Required task -
Write out the listing below again, precisely as it is given.

Entries -
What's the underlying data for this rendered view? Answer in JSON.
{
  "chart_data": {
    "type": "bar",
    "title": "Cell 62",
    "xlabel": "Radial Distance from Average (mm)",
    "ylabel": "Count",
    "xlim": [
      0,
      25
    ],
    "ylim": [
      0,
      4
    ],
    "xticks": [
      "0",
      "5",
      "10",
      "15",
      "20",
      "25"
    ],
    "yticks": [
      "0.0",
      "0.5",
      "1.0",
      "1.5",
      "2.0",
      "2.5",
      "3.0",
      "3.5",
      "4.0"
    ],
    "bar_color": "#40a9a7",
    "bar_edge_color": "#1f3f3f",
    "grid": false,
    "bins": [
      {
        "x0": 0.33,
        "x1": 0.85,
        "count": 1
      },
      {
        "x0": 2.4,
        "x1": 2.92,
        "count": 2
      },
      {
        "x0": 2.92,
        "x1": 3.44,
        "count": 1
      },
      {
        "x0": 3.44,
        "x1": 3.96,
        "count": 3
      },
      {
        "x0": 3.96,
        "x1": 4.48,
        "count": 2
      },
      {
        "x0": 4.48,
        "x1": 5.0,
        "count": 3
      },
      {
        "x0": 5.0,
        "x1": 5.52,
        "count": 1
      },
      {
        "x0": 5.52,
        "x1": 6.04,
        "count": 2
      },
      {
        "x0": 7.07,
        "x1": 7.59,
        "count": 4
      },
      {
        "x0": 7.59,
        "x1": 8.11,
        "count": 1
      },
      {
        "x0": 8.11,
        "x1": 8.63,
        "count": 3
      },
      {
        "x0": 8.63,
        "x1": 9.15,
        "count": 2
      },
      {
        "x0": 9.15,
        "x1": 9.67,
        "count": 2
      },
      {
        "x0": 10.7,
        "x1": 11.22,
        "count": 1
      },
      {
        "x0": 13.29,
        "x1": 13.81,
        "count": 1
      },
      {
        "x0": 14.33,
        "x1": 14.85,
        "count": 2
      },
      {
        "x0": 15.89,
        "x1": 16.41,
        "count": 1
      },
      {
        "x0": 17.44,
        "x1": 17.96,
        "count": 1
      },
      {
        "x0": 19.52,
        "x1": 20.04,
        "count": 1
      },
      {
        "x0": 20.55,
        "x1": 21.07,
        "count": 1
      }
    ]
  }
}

Exercise output -
What's the underlying data for this rendered view? Answer in JSON.
{
  "chart_data": {
    "type": "bar",
    "title": "Cell 62",
    "xlabel": "Radial Distance from Average (mm)",
    "ylabel": "Count",
    "xlim": [
      0,
      25
    ],
    "ylim": [
      0,
      4
    ],
    "xticks": [
      "0",
      "5",
      "10",
      "15",
      "20",
      "25"
    ],
    "yticks": [
      "0.0",
      "0.5",
      "1.0",
      "1.5",
      "2.0",
      "2.5",
      "3.0",
      "3.5",
      "4.0"
    ],
    "bar_color": "#40a9a7",
    "bar_edge_color": "#1f3f3f",
    "grid": false,
    "bins": [
      {
        "x0": 0.33,
        "x1": 0.85,
        "count": 1
      },
      {
        "x0": 2.4,
        "x1": 2.92,
        "count": 2
      },
      {
        "x0": 2.92,
        "x1": 3.44,
        "count": 1
      },
      {
        "x0": 3.44,
        "x1": 3.96,
        "count": 3
      },
      {
        "x0": 3.96,
        "x1": 4.48,
        "count": 2
      },
      {
        "x0": 4.48,
        "x1": 5.0,
        "count": 3
      },
      {
        "x0": 5.0,
        "x1": 5.52,
        "count": 1
      },
      {
        "x0": 5.52,
        "x1": 6.04,
        "count": 2
      },
      {
        "x0": 7.07,
        "x1": 7.59,
        "count": 4
      },
      {
        "x0": 7.59,
        "x1": 8.11,
        "count": 1
      },
      {
        "x0": 8.11,
        "x1": 8.63,
        "count": 3
      },
      {
        "x0": 8.63,
        "x1": 9.15,
        "count": 2
      },
      {
        "x0": 9.15,
        "x1": 9.67,
        "count": 2
      },
      {
        "x0": 10.7,
        "x1": 11.22,
        "count": 1
      },
      {
        "x0": 13.29,
        "x1": 13.81,
        "count": 1
      },
      {
        "x0": 14.33,
        "x1": 14.85,
        "count": 2
      },
      {
        "x0": 15.89,
        "x1": 16.41,
        "count": 1
      },
      {
        "x0": 17.44,
        "x1": 17.96,
        "count": 1
      },
      {
        "x0": 19.52,
        "x1": 20.04,
        "count": 1
      },
      {
        "x0": 20.55,
        "x1": 21.07,
        "count": 1
      }
    ]
  }
}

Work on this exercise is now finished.